START

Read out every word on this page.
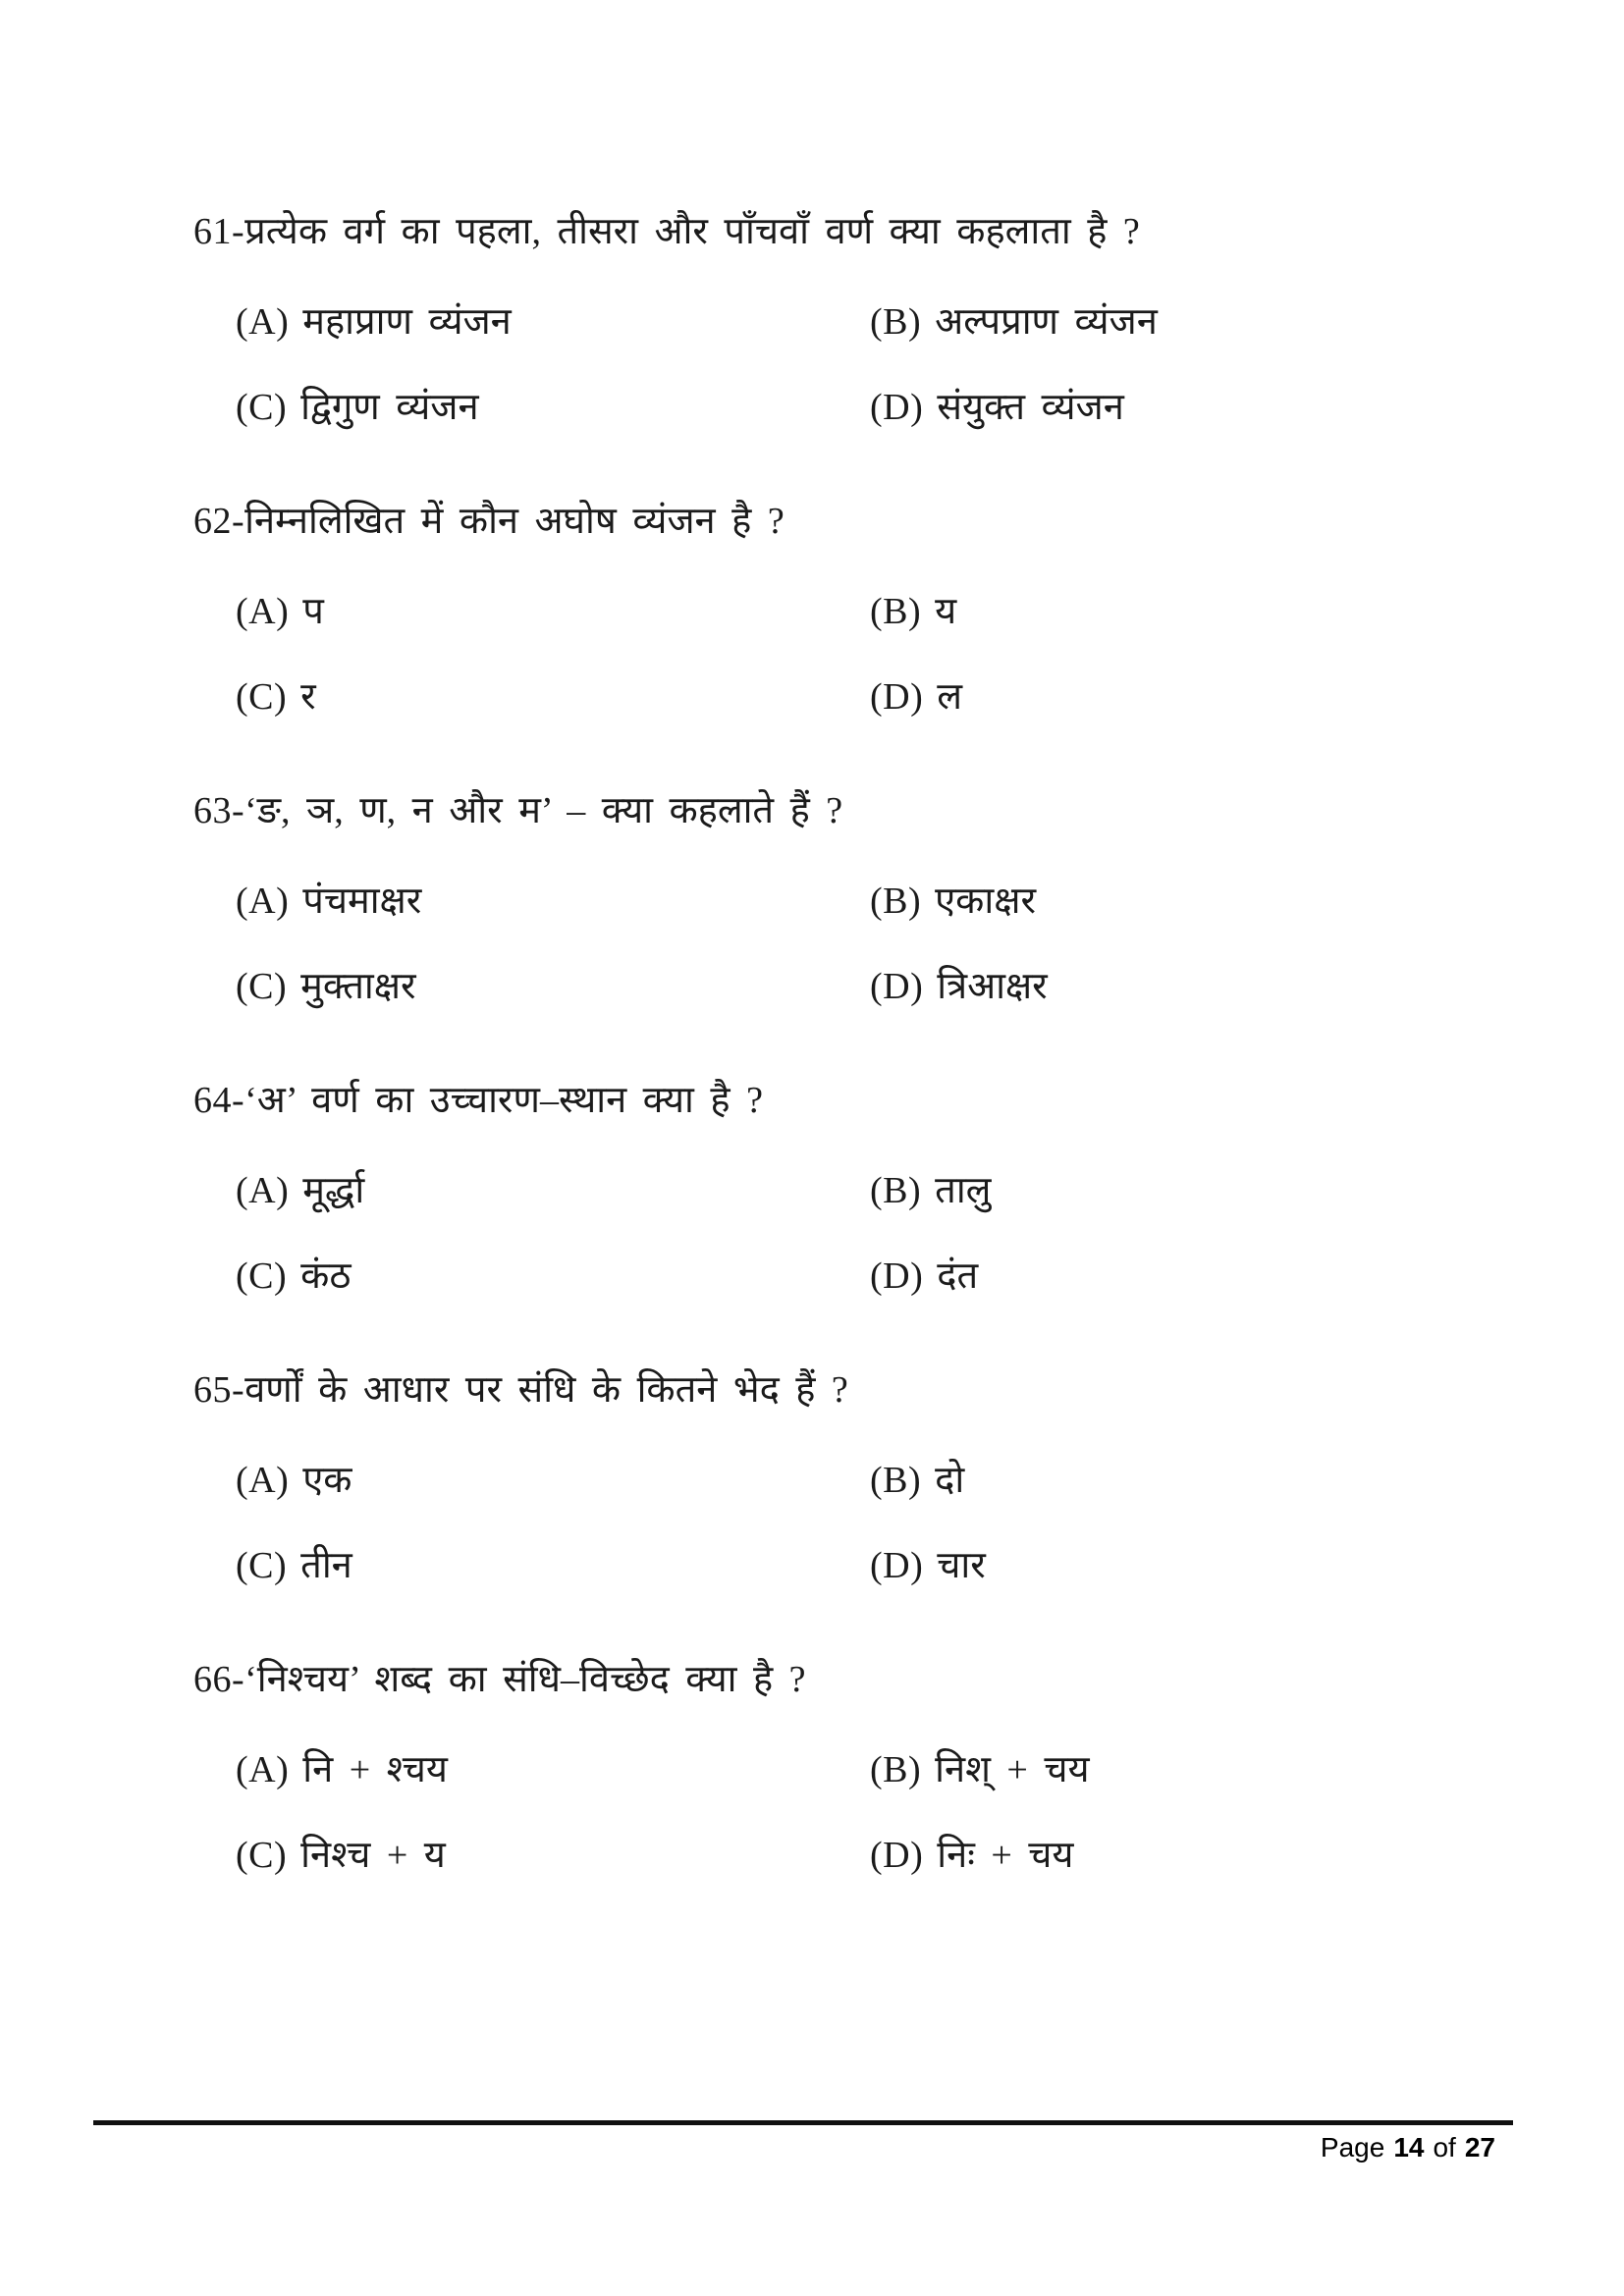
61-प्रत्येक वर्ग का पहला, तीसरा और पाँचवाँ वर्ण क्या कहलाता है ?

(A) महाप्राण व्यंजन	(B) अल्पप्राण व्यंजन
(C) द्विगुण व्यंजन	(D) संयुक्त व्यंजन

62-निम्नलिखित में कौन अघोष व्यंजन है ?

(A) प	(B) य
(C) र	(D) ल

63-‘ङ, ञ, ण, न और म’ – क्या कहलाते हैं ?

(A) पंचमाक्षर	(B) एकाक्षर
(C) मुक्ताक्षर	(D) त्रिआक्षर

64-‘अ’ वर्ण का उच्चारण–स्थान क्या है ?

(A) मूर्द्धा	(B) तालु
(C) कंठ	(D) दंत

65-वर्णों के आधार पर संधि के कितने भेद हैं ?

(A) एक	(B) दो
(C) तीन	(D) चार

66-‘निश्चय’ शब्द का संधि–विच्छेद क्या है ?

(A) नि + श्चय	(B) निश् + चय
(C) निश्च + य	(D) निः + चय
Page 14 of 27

END

▶ [Given exercise]:
Without the pictures, return all the records precisely as they stand.

▶ [Solved exercise]:
Read out every word on this page.
61-प्रत्येक वर्ग का पहला, तीसरा और पाँचवाँ वर्ण क्या कहलाता है ?

(A) महाप्राण व्यंजन	(B) अल्पप्राण व्यंजन
(C) द्विगुण व्यंजन	(D) संयुक्त व्यंजन

62-निम्नलिखित में कौन अघोष व्यंजन है ?

(A) प	(B) य
(C) र	(D) ल

63-‘ङ, ञ, ण, न और म’ – क्या कहलाते हैं ?

(A) पंचमाक्षर	(B) एकाक्षर
(C) मुक्ताक्षर	(D) त्रिआक्षर

64-‘अ’ वर्ण का उच्चारण–स्थान क्या है ?

(A) मूर्द्धा	(B) तालु
(C) कंठ	(D) दंत

65-वर्णों के आधार पर संधि के कितने भेद हैं ?

(A) एक	(B) दो
(C) तीन	(D) चार

66-‘निश्चय’ शब्द का संधि–विच्छेद क्या है ?

(A) नि + श्चय	(B) निश् + चय
(C) निश्च + य	(D) निः + चय
Page 14 of 27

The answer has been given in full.